### [Objective]
In the data below, restate exactly the lines from the one with "Enumerate this screenshot's" to the final line, both included, but not the pictures.

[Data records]
———

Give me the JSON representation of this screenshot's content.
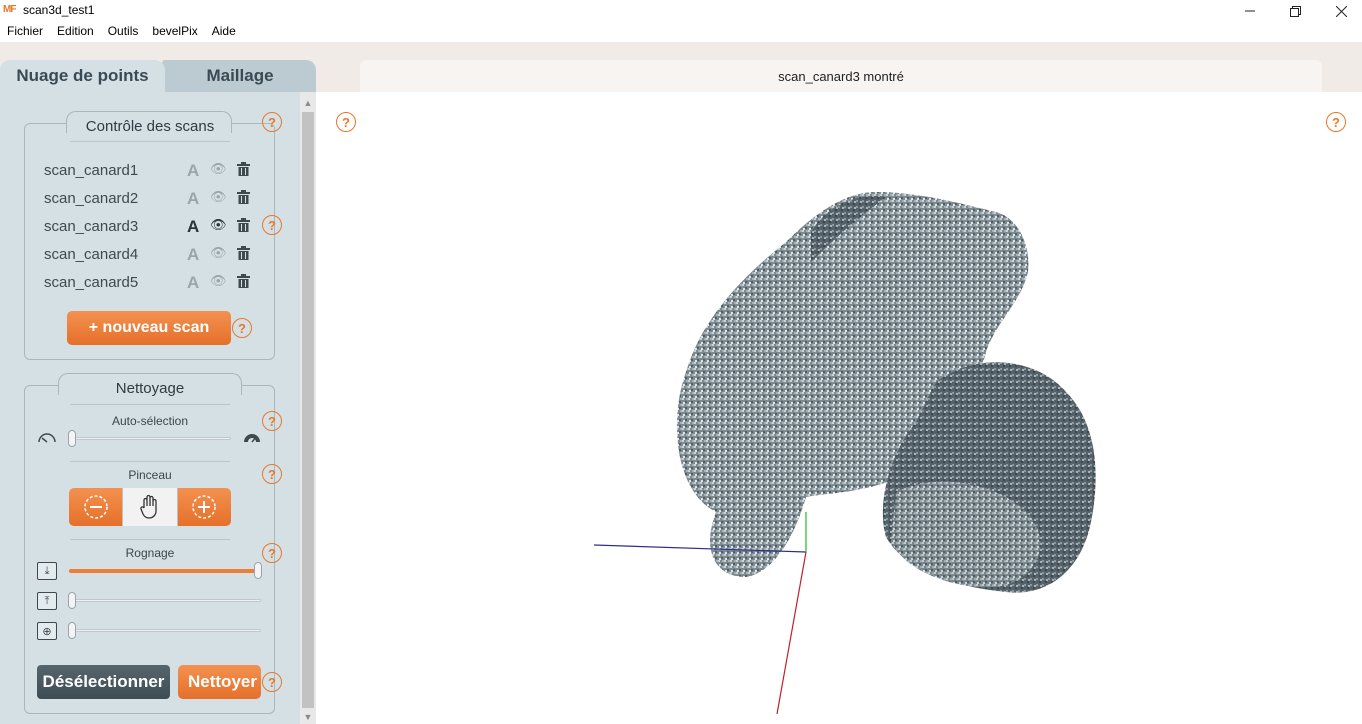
{
  "window": {
    "logo": "MF",
    "title": "scan3d_test1",
    "minimize_icon": "minimize-icon",
    "maximize_icon": "restore-icon",
    "close_icon": "close-icon"
  },
  "menu": {
    "items": [
      "Fichier",
      "Edition",
      "Outils",
      "bevelPix",
      "Aide"
    ]
  },
  "tabs": {
    "points": "Nuage de points",
    "maillage": "Maillage",
    "active": "Nuage de points"
  },
  "scan_control": {
    "title": "Contrôle des scans",
    "help": "?",
    "scans": [
      {
        "name": "scan_canard1",
        "label_icon": "A",
        "visible": false
      },
      {
        "name": "scan_canard2",
        "label_icon": "A",
        "visible": false
      },
      {
        "name": "scan_canard3",
        "label_icon": "A",
        "visible": true
      },
      {
        "name": "scan_canard4",
        "label_icon": "A",
        "visible": false
      },
      {
        "name": "scan_canard5",
        "label_icon": "A",
        "visible": false
      }
    ],
    "new_scan_label": "+ nouveau scan"
  },
  "cleaning": {
    "title": "Nettoyage",
    "auto_selection_label": "Auto-sélection",
    "auto_selection_value": 0,
    "brush_label": "Pinceau",
    "crop_label": "Rognage",
    "crop_top_value": 1.0,
    "crop_bottom_value": 0,
    "crop_radial_value": 0,
    "deselect_label": "Désélectionner",
    "clean_label": "Nettoyer"
  },
  "viewport": {
    "title": "scan_canard3 montré",
    "help": "?"
  },
  "colors": {
    "accent": "#ee7d35",
    "panel": "#d5e0e5",
    "dark_button": "#46545b"
  }
}
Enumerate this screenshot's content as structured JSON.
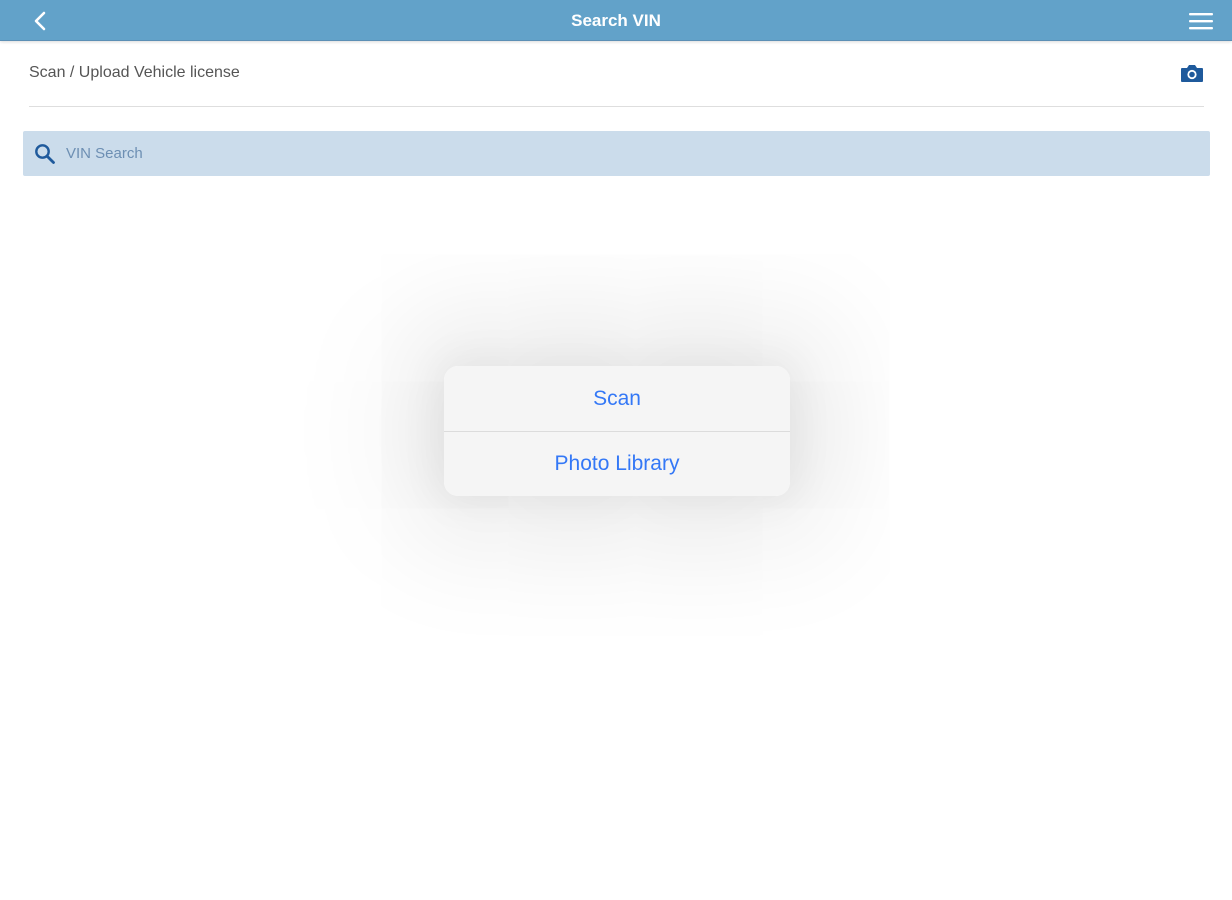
{
  "colors": {
    "navbar_bg": "#62a2c9",
    "search_bg": "#cbdceb",
    "icon_blue": "#1f5a9c",
    "action_blue": "#3478f6",
    "popover_bg": "#f5f5f5"
  },
  "navbar": {
    "title": "Search VIN",
    "back_icon": "chevron-left-icon",
    "menu_icon": "hamburger-menu-icon"
  },
  "upload": {
    "label": "Scan / Upload Vehicle license",
    "icon": "camera-icon"
  },
  "search": {
    "placeholder": "VIN Search",
    "value": "",
    "icon": "search-icon"
  },
  "action_sheet": {
    "items": [
      {
        "label": "Scan"
      },
      {
        "label": "Photo Library"
      }
    ]
  }
}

———

### [Task solution]
Enumerate this screenshot's content as structured JSON.
{
  "colors": {
    "navbar_bg": "#62a2c9",
    "search_bg": "#cbdceb",
    "icon_blue": "#1f5a9c",
    "action_blue": "#3478f6",
    "popover_bg": "#f5f5f5"
  },
  "navbar": {
    "title": "Search VIN",
    "back_icon": "chevron-left-icon",
    "menu_icon": "hamburger-menu-icon"
  },
  "upload": {
    "label": "Scan / Upload Vehicle license",
    "icon": "camera-icon"
  },
  "search": {
    "placeholder": "VIN Search",
    "value": "",
    "icon": "search-icon"
  },
  "action_sheet": {
    "items": [
      {
        "label": "Scan"
      },
      {
        "label": "Photo Library"
      }
    ]
  }
}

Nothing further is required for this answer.